──────── Exercise materials

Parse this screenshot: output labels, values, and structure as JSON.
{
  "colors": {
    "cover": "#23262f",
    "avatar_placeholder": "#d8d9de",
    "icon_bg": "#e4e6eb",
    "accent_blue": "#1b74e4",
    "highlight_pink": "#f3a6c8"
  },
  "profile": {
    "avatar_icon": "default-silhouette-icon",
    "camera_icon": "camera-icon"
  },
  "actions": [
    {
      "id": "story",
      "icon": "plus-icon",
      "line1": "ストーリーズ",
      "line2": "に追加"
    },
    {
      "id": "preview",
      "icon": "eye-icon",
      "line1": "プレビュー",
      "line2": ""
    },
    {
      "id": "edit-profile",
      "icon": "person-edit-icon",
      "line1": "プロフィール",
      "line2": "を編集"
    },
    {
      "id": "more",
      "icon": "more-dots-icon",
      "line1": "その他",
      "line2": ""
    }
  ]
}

────────────────

What needs to be done:
Each entry must be reproduced verbatim.

Answer for the task:
Parse this screenshot: output labels, values, and structure as JSON.
{
  "colors": {
    "cover": "#23262f",
    "avatar_placeholder": "#d8d9de",
    "icon_bg": "#e4e6eb",
    "accent_blue": "#1b74e4",
    "highlight_pink": "#f3a6c8"
  },
  "profile": {
    "avatar_icon": "default-silhouette-icon",
    "camera_icon": "camera-icon"
  },
  "actions": [
    {
      "id": "story",
      "icon": "plus-icon",
      "line1": "ストーリーズ",
      "line2": "に追加"
    },
    {
      "id": "preview",
      "icon": "eye-icon",
      "line1": "プレビュー",
      "line2": ""
    },
    {
      "id": "edit-profile",
      "icon": "person-edit-icon",
      "line1": "プロフィール",
      "line2": "を編集"
    },
    {
      "id": "more",
      "icon": "more-dots-icon",
      "line1": "その他",
      "line2": ""
    }
  ]
}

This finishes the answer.